## Record set

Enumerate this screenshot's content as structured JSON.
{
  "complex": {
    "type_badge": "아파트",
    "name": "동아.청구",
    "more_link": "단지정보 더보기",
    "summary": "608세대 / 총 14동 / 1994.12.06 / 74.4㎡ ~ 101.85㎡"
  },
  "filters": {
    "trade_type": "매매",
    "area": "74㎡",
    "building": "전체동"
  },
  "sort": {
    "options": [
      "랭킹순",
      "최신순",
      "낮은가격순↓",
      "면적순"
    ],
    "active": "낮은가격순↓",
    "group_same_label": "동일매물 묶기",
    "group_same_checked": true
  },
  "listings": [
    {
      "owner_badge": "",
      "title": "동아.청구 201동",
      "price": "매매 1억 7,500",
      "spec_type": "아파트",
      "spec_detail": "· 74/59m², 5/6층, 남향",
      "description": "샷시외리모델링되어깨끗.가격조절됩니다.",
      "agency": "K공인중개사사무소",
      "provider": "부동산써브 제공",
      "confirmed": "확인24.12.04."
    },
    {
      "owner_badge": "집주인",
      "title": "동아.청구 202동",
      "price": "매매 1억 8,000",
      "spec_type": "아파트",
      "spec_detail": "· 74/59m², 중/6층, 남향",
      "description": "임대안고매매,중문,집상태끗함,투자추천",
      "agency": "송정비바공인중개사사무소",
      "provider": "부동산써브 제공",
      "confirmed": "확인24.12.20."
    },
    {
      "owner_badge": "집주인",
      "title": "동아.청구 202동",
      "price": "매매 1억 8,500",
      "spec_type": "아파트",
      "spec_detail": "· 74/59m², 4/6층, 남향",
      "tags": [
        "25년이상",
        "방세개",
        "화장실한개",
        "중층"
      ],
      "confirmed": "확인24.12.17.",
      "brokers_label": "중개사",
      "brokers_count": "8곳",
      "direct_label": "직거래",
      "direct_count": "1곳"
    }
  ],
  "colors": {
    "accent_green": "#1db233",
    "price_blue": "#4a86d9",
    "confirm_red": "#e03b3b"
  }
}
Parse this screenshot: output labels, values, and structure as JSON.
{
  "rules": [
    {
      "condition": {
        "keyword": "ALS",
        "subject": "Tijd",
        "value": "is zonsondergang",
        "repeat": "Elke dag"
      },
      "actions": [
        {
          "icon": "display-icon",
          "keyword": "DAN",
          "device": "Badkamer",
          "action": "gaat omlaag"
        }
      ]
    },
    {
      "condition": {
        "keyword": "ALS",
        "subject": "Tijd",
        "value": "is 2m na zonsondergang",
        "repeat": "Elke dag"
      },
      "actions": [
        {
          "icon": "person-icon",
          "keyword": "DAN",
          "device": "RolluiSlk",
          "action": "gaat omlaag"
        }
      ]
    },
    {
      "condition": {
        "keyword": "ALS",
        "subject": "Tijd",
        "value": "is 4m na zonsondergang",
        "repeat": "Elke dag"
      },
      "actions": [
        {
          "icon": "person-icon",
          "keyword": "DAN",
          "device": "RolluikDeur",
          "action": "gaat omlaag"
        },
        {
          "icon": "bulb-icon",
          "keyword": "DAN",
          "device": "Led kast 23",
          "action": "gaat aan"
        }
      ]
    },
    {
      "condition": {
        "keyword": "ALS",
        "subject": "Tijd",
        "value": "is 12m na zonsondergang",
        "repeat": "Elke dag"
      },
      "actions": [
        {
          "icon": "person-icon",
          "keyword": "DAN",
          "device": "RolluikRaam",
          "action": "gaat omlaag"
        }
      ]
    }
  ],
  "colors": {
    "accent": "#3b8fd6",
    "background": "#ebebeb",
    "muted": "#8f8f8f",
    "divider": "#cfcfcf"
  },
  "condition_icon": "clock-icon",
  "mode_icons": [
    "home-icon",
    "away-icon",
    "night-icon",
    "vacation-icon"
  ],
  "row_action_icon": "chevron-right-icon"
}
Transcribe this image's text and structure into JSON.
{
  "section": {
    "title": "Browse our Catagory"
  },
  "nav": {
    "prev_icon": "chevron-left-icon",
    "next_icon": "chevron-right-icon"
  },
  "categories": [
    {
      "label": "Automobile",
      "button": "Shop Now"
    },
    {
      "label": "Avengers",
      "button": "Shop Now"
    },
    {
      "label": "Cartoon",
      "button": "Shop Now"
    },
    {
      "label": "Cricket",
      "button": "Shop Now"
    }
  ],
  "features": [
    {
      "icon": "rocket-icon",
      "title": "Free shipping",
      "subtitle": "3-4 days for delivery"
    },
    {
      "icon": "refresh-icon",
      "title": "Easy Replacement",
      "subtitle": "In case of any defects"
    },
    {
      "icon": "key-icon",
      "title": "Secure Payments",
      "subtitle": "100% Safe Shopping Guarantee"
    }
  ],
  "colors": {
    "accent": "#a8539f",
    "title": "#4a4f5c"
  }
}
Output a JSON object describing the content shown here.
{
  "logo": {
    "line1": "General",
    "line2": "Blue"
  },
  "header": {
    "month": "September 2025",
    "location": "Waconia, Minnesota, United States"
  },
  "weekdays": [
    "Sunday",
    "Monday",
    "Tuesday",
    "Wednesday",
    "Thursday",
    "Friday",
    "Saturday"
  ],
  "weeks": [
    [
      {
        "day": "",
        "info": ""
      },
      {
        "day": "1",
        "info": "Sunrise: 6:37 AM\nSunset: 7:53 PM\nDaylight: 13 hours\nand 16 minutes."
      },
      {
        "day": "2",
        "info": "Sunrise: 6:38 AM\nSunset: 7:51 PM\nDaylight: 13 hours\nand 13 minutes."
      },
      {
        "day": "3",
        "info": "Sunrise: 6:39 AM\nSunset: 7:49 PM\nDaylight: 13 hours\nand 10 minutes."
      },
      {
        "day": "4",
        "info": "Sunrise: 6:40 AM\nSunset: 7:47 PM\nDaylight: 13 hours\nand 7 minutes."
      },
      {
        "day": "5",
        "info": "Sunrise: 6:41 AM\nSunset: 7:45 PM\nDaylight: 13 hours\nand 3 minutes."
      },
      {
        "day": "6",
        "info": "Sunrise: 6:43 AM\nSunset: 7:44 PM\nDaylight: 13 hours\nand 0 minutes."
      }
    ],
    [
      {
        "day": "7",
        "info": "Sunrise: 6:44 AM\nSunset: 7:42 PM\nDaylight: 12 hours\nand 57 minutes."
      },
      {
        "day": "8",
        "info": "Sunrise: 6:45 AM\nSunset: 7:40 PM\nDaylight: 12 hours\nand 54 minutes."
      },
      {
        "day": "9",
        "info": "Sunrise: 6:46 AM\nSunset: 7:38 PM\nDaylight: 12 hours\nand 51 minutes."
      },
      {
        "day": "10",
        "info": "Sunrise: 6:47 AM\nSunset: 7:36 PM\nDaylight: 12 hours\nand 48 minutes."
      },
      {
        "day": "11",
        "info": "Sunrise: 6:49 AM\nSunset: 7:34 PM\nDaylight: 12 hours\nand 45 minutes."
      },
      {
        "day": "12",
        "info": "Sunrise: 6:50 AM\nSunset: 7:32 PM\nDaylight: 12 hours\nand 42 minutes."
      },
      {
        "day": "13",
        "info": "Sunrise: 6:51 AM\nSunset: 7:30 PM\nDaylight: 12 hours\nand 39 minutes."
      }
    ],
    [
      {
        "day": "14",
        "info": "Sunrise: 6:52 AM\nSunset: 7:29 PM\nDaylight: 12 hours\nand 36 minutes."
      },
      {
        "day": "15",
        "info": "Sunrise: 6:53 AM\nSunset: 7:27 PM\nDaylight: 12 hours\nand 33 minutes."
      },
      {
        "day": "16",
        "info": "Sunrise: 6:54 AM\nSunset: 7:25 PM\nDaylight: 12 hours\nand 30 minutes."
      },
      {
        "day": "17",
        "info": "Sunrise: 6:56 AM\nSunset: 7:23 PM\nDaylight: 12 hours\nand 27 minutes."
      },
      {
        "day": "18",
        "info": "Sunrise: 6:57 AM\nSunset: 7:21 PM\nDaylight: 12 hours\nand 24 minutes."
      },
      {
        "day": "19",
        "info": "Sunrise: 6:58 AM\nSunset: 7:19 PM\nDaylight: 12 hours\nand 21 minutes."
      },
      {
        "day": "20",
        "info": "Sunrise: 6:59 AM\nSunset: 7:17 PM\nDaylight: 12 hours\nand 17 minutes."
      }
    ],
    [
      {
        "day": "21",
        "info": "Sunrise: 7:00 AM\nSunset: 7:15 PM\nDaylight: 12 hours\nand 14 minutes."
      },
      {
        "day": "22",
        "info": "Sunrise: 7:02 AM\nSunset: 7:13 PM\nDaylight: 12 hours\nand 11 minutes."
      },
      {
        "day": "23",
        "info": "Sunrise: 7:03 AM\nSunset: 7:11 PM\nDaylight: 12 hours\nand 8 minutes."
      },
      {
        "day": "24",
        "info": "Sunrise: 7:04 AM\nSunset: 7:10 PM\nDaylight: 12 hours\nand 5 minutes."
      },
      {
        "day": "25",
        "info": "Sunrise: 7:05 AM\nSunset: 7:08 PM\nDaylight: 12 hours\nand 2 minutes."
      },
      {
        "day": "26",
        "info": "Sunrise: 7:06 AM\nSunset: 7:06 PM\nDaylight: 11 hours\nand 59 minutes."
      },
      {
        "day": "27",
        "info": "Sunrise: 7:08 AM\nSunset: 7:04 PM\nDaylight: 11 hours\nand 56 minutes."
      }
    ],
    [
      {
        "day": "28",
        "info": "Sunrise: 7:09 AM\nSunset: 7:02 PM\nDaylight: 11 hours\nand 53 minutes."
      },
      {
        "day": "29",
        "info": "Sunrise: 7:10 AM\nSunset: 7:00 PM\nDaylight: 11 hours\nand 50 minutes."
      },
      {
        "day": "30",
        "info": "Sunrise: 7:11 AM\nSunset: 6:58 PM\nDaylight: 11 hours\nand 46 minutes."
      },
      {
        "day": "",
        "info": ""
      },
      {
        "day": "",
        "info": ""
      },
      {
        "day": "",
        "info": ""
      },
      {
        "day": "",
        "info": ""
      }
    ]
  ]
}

## Stated exercise
Reproduce every line of the listing above in which the string "description" appears.

## Correct response
      "description": "샷시외리모델링되어깨끗.가격조절됩니다.",
      "description": "임대안고매매,중문,집상태끗함,투자추천",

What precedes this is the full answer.